#### [The exercise]
What follows is a listing; restate every line of it word for word.

•••••

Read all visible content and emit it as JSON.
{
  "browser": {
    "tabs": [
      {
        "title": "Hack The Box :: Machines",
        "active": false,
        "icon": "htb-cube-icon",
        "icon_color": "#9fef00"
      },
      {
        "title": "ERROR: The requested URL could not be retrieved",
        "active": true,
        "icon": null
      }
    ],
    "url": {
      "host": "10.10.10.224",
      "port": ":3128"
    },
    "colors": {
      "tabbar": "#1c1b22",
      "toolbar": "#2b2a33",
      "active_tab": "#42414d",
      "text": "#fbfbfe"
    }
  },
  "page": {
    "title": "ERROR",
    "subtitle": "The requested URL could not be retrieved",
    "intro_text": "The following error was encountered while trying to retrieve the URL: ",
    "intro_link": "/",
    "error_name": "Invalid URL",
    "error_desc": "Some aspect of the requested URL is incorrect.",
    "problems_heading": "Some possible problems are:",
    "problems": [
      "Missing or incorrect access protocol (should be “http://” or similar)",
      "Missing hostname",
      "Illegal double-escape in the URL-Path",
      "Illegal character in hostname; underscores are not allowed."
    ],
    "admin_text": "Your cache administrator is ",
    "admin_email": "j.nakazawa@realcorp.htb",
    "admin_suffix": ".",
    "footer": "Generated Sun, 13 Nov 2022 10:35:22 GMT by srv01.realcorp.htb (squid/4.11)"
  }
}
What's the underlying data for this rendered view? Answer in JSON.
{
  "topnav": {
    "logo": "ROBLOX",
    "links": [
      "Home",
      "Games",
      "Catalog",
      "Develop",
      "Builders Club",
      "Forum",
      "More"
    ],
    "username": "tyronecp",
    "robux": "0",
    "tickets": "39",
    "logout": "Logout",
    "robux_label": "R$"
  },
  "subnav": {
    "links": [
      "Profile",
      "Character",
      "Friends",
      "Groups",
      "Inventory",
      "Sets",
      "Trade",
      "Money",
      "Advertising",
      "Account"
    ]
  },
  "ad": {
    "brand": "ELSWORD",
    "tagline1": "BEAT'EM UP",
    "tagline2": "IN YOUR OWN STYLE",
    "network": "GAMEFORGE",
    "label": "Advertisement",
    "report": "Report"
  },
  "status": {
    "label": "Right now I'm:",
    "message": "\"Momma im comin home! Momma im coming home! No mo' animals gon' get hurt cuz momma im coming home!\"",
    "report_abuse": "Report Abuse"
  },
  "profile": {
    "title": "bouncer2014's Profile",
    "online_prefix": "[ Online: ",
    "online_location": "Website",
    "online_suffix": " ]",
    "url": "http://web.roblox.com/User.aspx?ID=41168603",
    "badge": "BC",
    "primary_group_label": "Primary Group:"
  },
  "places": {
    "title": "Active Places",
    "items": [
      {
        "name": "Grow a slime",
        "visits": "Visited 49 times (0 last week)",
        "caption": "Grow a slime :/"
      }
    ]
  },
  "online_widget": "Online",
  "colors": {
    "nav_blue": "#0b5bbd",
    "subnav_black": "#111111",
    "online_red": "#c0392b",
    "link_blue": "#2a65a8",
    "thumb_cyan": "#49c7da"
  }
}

•••••

#### [Task solution]
Read all visible content and emit it as JSON.
{
  "browser": {
    "tabs": [
      {
        "title": "Hack The Box :: Machines",
        "active": false,
        "icon": "htb-cube-icon",
        "icon_color": "#9fef00"
      },
      {
        "title": "ERROR: The requested URL could not be retrieved",
        "active": true,
        "icon": null
      }
    ],
    "url": {
      "host": "10.10.10.224",
      "port": ":3128"
    },
    "colors": {
      "tabbar": "#1c1b22",
      "toolbar": "#2b2a33",
      "active_tab": "#42414d",
      "text": "#fbfbfe"
    }
  },
  "page": {
    "title": "ERROR",
    "subtitle": "The requested URL could not be retrieved",
    "intro_text": "The following error was encountered while trying to retrieve the URL: ",
    "intro_link": "/",
    "error_name": "Invalid URL",
    "error_desc": "Some aspect of the requested URL is incorrect.",
    "problems_heading": "Some possible problems are:",
    "problems": [
      "Missing or incorrect access protocol (should be “http://” or similar)",
      "Missing hostname",
      "Illegal double-escape in the URL-Path",
      "Illegal character in hostname; underscores are not allowed."
    ],
    "admin_text": "Your cache administrator is ",
    "admin_email": "j.nakazawa@realcorp.htb",
    "admin_suffix": ".",
    "footer": "Generated Sun, 13 Nov 2022 10:35:22 GMT by srv01.realcorp.htb (squid/4.11)"
  }
}
What's the underlying data for this rendered view? Answer in JSON.
{
  "topnav": {
    "logo": "ROBLOX",
    "links": [
      "Home",
      "Games",
      "Catalog",
      "Develop",
      "Builders Club",
      "Forum",
      "More"
    ],
    "username": "tyronecp",
    "robux": "0",
    "tickets": "39",
    "logout": "Logout",
    "robux_label": "R$"
  },
  "subnav": {
    "links": [
      "Profile",
      "Character",
      "Friends",
      "Groups",
      "Inventory",
      "Sets",
      "Trade",
      "Money",
      "Advertising",
      "Account"
    ]
  },
  "ad": {
    "brand": "ELSWORD",
    "tagline1": "BEAT'EM UP",
    "tagline2": "IN YOUR OWN STYLE",
    "network": "GAMEFORGE",
    "label": "Advertisement",
    "report": "Report"
  },
  "status": {
    "label": "Right now I'm:",
    "message": "\"Momma im comin home! Momma im coming home! No mo' animals gon' get hurt cuz momma im coming home!\"",
    "report_abuse": "Report Abuse"
  },
  "profile": {
    "title": "bouncer2014's Profile",
    "online_prefix": "[ Online: ",
    "online_location": "Website",
    "online_suffix": " ]",
    "url": "http://web.roblox.com/User.aspx?ID=41168603",
    "badge": "BC",
    "primary_group_label": "Primary Group:"
  },
  "places": {
    "title": "Active Places",
    "items": [
      {
        "name": "Grow a slime",
        "visits": "Visited 49 times (0 last week)",
        "caption": "Grow a slime :/"
      }
    ]
  },
  "online_widget": "Online",
  "colors": {
    "nav_blue": "#0b5bbd",
    "subnav_black": "#111111",
    "online_red": "#c0392b",
    "link_blue": "#2a65a8",
    "thumb_cyan": "#49c7da"
  }
}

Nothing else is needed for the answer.